## [Written instruction]
State the number of lines in these records that include the word "cumulative", and add nothing to it.

────────────────────────────────────────

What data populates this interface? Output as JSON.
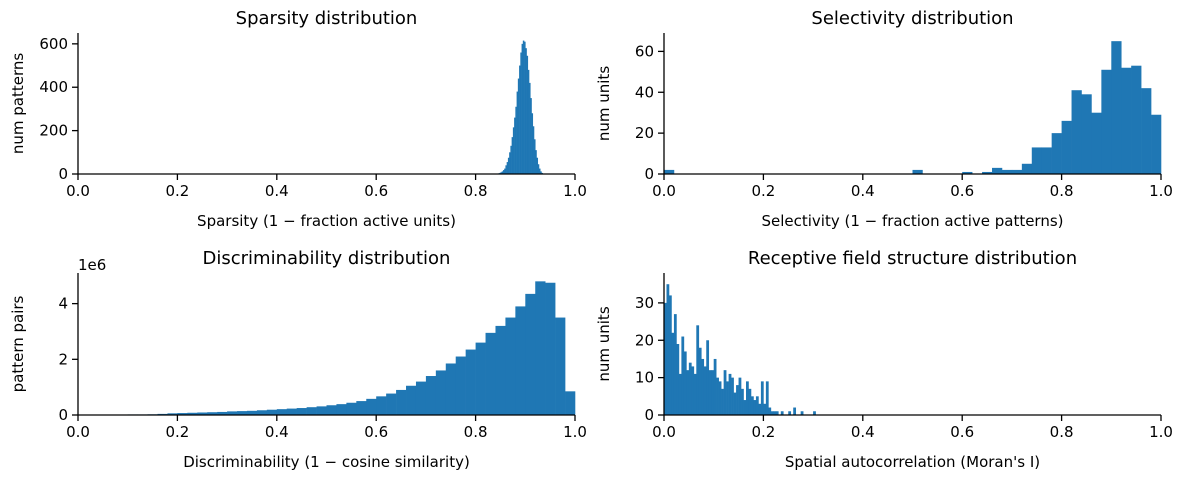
{
  "colors": {
    "bar": "#1f77b4",
    "axis": "#000000"
  },
  "chart_data": [
    {
      "type": "bar",
      "title": "Sparsity distribution",
      "xlabel": "Sparsity (1 − fraction active units)",
      "ylabel": "num patterns",
      "xlim": [
        0,
        1
      ],
      "ylim": [
        0,
        650
      ],
      "xticks": [
        "0.0",
        "0.2",
        "0.4",
        "0.6",
        "0.8",
        "1.0"
      ],
      "yticks": [
        0,
        200,
        400,
        600
      ],
      "ytick_labels": [
        "0",
        "200",
        "400",
        "600"
      ],
      "y_multiplier": "",
      "bin_width": 0.0025,
      "bins": [
        [
          0.845,
          3
        ],
        [
          0.8475,
          5
        ],
        [
          0.85,
          8
        ],
        [
          0.8525,
          12
        ],
        [
          0.855,
          18
        ],
        [
          0.8575,
          25
        ],
        [
          0.86,
          40
        ],
        [
          0.8625,
          55
        ],
        [
          0.865,
          75
        ],
        [
          0.8675,
          100
        ],
        [
          0.87,
          130
        ],
        [
          0.8725,
          170
        ],
        [
          0.875,
          215
        ],
        [
          0.8775,
          260
        ],
        [
          0.88,
          310
        ],
        [
          0.8825,
          380
        ],
        [
          0.885,
          440
        ],
        [
          0.8875,
          500
        ],
        [
          0.89,
          560
        ],
        [
          0.8925,
          600
        ],
        [
          0.895,
          615
        ],
        [
          0.8975,
          610
        ],
        [
          0.9,
          580
        ],
        [
          0.9025,
          545
        ],
        [
          0.905,
          480
        ],
        [
          0.9075,
          420
        ],
        [
          0.91,
          350
        ],
        [
          0.9125,
          280
        ],
        [
          0.915,
          220
        ],
        [
          0.9175,
          160
        ],
        [
          0.92,
          110
        ],
        [
          0.9225,
          75
        ],
        [
          0.925,
          45
        ],
        [
          0.9275,
          25
        ],
        [
          0.93,
          12
        ],
        [
          0.9325,
          5
        ],
        [
          0.935,
          2
        ]
      ]
    },
    {
      "type": "bar",
      "title": "Selectivity distribution",
      "xlabel": "Selectivity (1 − fraction active patterns)",
      "ylabel": "num units",
      "xlim": [
        0,
        1
      ],
      "ylim": [
        0,
        69
      ],
      "xticks": [
        "0.0",
        "0.2",
        "0.4",
        "0.6",
        "0.8",
        "1.0"
      ],
      "yticks": [
        0,
        20,
        40,
        60
      ],
      "ytick_labels": [
        "0",
        "20",
        "40",
        "60"
      ],
      "y_multiplier": "",
      "bin_width": 0.02,
      "bins": [
        [
          0.0,
          2
        ],
        [
          0.5,
          2
        ],
        [
          0.6,
          1
        ],
        [
          0.64,
          1
        ],
        [
          0.66,
          3
        ],
        [
          0.68,
          2
        ],
        [
          0.7,
          2
        ],
        [
          0.72,
          5
        ],
        [
          0.74,
          13
        ],
        [
          0.76,
          13
        ],
        [
          0.78,
          20
        ],
        [
          0.8,
          26
        ],
        [
          0.82,
          41
        ],
        [
          0.84,
          39
        ],
        [
          0.86,
          30
        ],
        [
          0.88,
          51
        ],
        [
          0.9,
          65
        ],
        [
          0.92,
          52
        ],
        [
          0.94,
          53
        ],
        [
          0.96,
          42
        ],
        [
          0.98,
          29
        ]
      ]
    },
    {
      "type": "bar",
      "title": "Discriminability distribution",
      "xlabel": "Discriminability (1 − cosine similarity)",
      "ylabel": "pattern pairs",
      "xlim": [
        0,
        1
      ],
      "ylim": [
        0,
        5.1
      ],
      "xticks": [
        "0.0",
        "0.2",
        "0.4",
        "0.6",
        "0.8",
        "1.0"
      ],
      "yticks": [
        0,
        2,
        4
      ],
      "ytick_labels": [
        "0",
        "2",
        "4"
      ],
      "y_multiplier": "1e6",
      "bin_width": 0.02,
      "bins": [
        [
          0.0,
          0.005
        ],
        [
          0.02,
          0.005
        ],
        [
          0.04,
          0.01
        ],
        [
          0.06,
          0.01
        ],
        [
          0.08,
          0.015
        ],
        [
          0.1,
          0.02
        ],
        [
          0.12,
          0.02
        ],
        [
          0.14,
          0.025
        ],
        [
          0.16,
          0.04
        ],
        [
          0.18,
          0.06
        ],
        [
          0.2,
          0.07
        ],
        [
          0.22,
          0.08
        ],
        [
          0.24,
          0.09
        ],
        [
          0.26,
          0.1
        ],
        [
          0.28,
          0.11
        ],
        [
          0.3,
          0.13
        ],
        [
          0.32,
          0.14
        ],
        [
          0.34,
          0.15
        ],
        [
          0.36,
          0.17
        ],
        [
          0.38,
          0.19
        ],
        [
          0.4,
          0.21
        ],
        [
          0.42,
          0.23
        ],
        [
          0.44,
          0.25
        ],
        [
          0.46,
          0.28
        ],
        [
          0.48,
          0.31
        ],
        [
          0.5,
          0.35
        ],
        [
          0.52,
          0.39
        ],
        [
          0.54,
          0.44
        ],
        [
          0.56,
          0.5
        ],
        [
          0.58,
          0.58
        ],
        [
          0.6,
          0.67
        ],
        [
          0.62,
          0.77
        ],
        [
          0.64,
          0.9
        ],
        [
          0.66,
          1.05
        ],
        [
          0.68,
          1.2
        ],
        [
          0.7,
          1.4
        ],
        [
          0.72,
          1.6
        ],
        [
          0.74,
          1.85
        ],
        [
          0.76,
          2.1
        ],
        [
          0.78,
          2.35
        ],
        [
          0.8,
          2.6
        ],
        [
          0.82,
          2.95
        ],
        [
          0.84,
          3.2
        ],
        [
          0.86,
          3.5
        ],
        [
          0.88,
          3.9
        ],
        [
          0.9,
          4.35
        ],
        [
          0.92,
          4.8
        ],
        [
          0.94,
          4.75
        ],
        [
          0.96,
          3.5
        ],
        [
          0.98,
          0.85
        ]
      ]
    },
    {
      "type": "bar",
      "title": "Receptive field structure distribution",
      "xlabel": "Spatial autocorrelation (Moran's I)",
      "ylabel": "num units",
      "xlim": [
        0,
        1
      ],
      "ylim": [
        0,
        38
      ],
      "xticks": [
        "0.0",
        "0.2",
        "0.4",
        "0.6",
        "0.8",
        "1.0"
      ],
      "yticks": [
        0,
        10,
        20,
        30
      ],
      "ytick_labels": [
        "0",
        "10",
        "20",
        "30"
      ],
      "y_multiplier": "",
      "bin_width": 0.005,
      "bins": [
        [
          0.0,
          30
        ],
        [
          0.005,
          35
        ],
        [
          0.01,
          32
        ],
        [
          0.015,
          22
        ],
        [
          0.02,
          27
        ],
        [
          0.025,
          19
        ],
        [
          0.03,
          11
        ],
        [
          0.035,
          21
        ],
        [
          0.04,
          17
        ],
        [
          0.045,
          12
        ],
        [
          0.05,
          14
        ],
        [
          0.055,
          13
        ],
        [
          0.06,
          11
        ],
        [
          0.065,
          24
        ],
        [
          0.07,
          18
        ],
        [
          0.075,
          15
        ],
        [
          0.08,
          13
        ],
        [
          0.085,
          20
        ],
        [
          0.09,
          12
        ],
        [
          0.095,
          12
        ],
        [
          0.1,
          15
        ],
        [
          0.105,
          10
        ],
        [
          0.11,
          9
        ],
        [
          0.115,
          7
        ],
        [
          0.12,
          12
        ],
        [
          0.125,
          9
        ],
        [
          0.13,
          11
        ],
        [
          0.135,
          10
        ],
        [
          0.14,
          6
        ],
        [
          0.145,
          8
        ],
        [
          0.15,
          10
        ],
        [
          0.155,
          7
        ],
        [
          0.16,
          4
        ],
        [
          0.165,
          9
        ],
        [
          0.17,
          7
        ],
        [
          0.175,
          5
        ],
        [
          0.18,
          4
        ],
        [
          0.185,
          5
        ],
        [
          0.19,
          3
        ],
        [
          0.195,
          9
        ],
        [
          0.2,
          3
        ],
        [
          0.205,
          9
        ],
        [
          0.21,
          2
        ],
        [
          0.215,
          1
        ],
        [
          0.22,
          1
        ],
        [
          0.225,
          1
        ],
        [
          0.235,
          1
        ],
        [
          0.25,
          1
        ],
        [
          0.26,
          2
        ],
        [
          0.275,
          1
        ],
        [
          0.3,
          1
        ]
      ]
    }
  ]
}
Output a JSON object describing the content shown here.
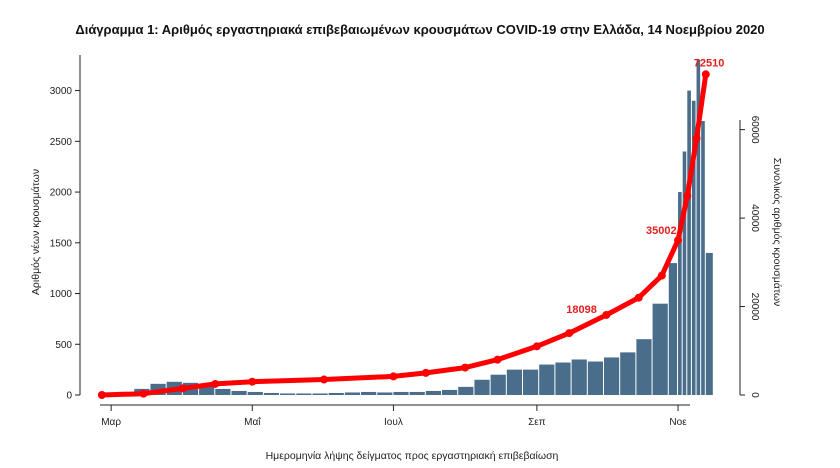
{
  "chart_data": {
    "type": "bar",
    "title": "Διάγραμμα 1: Αριθμός εργαστηριακά επιβεβαιωμένων κρουσμάτων COVID-19 στην Ελλάδα, 14 Νοεμβρίου 2020",
    "xlabel": "Ημερομηνία λήψης δείγματος προς εργαστηριακή επιβεβαίωση",
    "ylabel": "Αριθμός νέων κρουσμάτων",
    "y2label": "Συνολικός αριθμός κρουσμάτων",
    "x_tick_labels": [
      "Μαρ",
      "Μαΐ",
      "Ιουλ",
      "Σεπ",
      "Νοε"
    ],
    "y_ticks": [
      0,
      500,
      1000,
      1500,
      2000,
      2500,
      3000
    ],
    "y2_ticks": [
      0,
      20000,
      40000,
      60000
    ],
    "ylim": [
      0,
      3400
    ],
    "y2lim": [
      0,
      78000
    ],
    "colors": {
      "bars": "#4a6d8c",
      "cumulative": "#ff0000",
      "label": "#e02020",
      "axis": "#222222"
    },
    "series": [
      {
        "type": "bar",
        "name_note": "daily new cases, weekly averages read from bars",
        "x": [
          "2020-02-26",
          "2020-03-04",
          "2020-03-11",
          "2020-03-18",
          "2020-03-25",
          "2020-04-01",
          "2020-04-08",
          "2020-04-15",
          "2020-04-22",
          "2020-04-29",
          "2020-05-06",
          "2020-05-13",
          "2020-05-20",
          "2020-05-27",
          "2020-06-03",
          "2020-06-10",
          "2020-06-17",
          "2020-06-24",
          "2020-07-01",
          "2020-07-08",
          "2020-07-15",
          "2020-07-22",
          "2020-07-29",
          "2020-08-05",
          "2020-08-12",
          "2020-08-19",
          "2020-08-26",
          "2020-09-02",
          "2020-09-09",
          "2020-09-16",
          "2020-09-23",
          "2020-09-30",
          "2020-10-07",
          "2020-10-14",
          "2020-10-21",
          "2020-10-28",
          "2020-11-01",
          "2020-11-03",
          "2020-11-05",
          "2020-11-07",
          "2020-11-09",
          "2020-11-11",
          "2020-11-13"
        ],
        "values": [
          5,
          30,
          60,
          110,
          130,
          120,
          90,
          60,
          40,
          30,
          20,
          15,
          15,
          15,
          20,
          25,
          30,
          25,
          30,
          30,
          40,
          50,
          80,
          150,
          200,
          250,
          250,
          300,
          320,
          350,
          330,
          370,
          420,
          550,
          900,
          1300,
          2000,
          2400,
          3000,
          2900,
          3300,
          2700,
          1400
        ]
      },
      {
        "type": "line",
        "name_note": "cumulative cases, right axis",
        "x": [
          "2020-02-26",
          "2020-03-15",
          "2020-04-01",
          "2020-04-15",
          "2020-05-01",
          "2020-06-01",
          "2020-07-01",
          "2020-07-15",
          "2020-08-01",
          "2020-08-15",
          "2020-09-01",
          "2020-09-15",
          "2020-10-01",
          "2020-10-15",
          "2020-10-25",
          "2020-11-01",
          "2020-11-05",
          "2020-11-09",
          "2020-11-13"
        ],
        "values": [
          0,
          300,
          1500,
          2500,
          3000,
          3500,
          4200,
          5000,
          6200,
          8000,
          11000,
          14000,
          18098,
          22000,
          27000,
          35000,
          45000,
          58000,
          72510
        ]
      }
    ],
    "annotations": [
      {
        "text": "18098",
        "x": "2020-10-01",
        "y": 18098
      },
      {
        "text": "35002",
        "x": "2020-11-01",
        "y": 35002
      },
      {
        "text": "72510",
        "x": "2020-11-13",
        "y": 72510
      }
    ]
  }
}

────────────────────────────────────────

## [Solution to the exercise]
2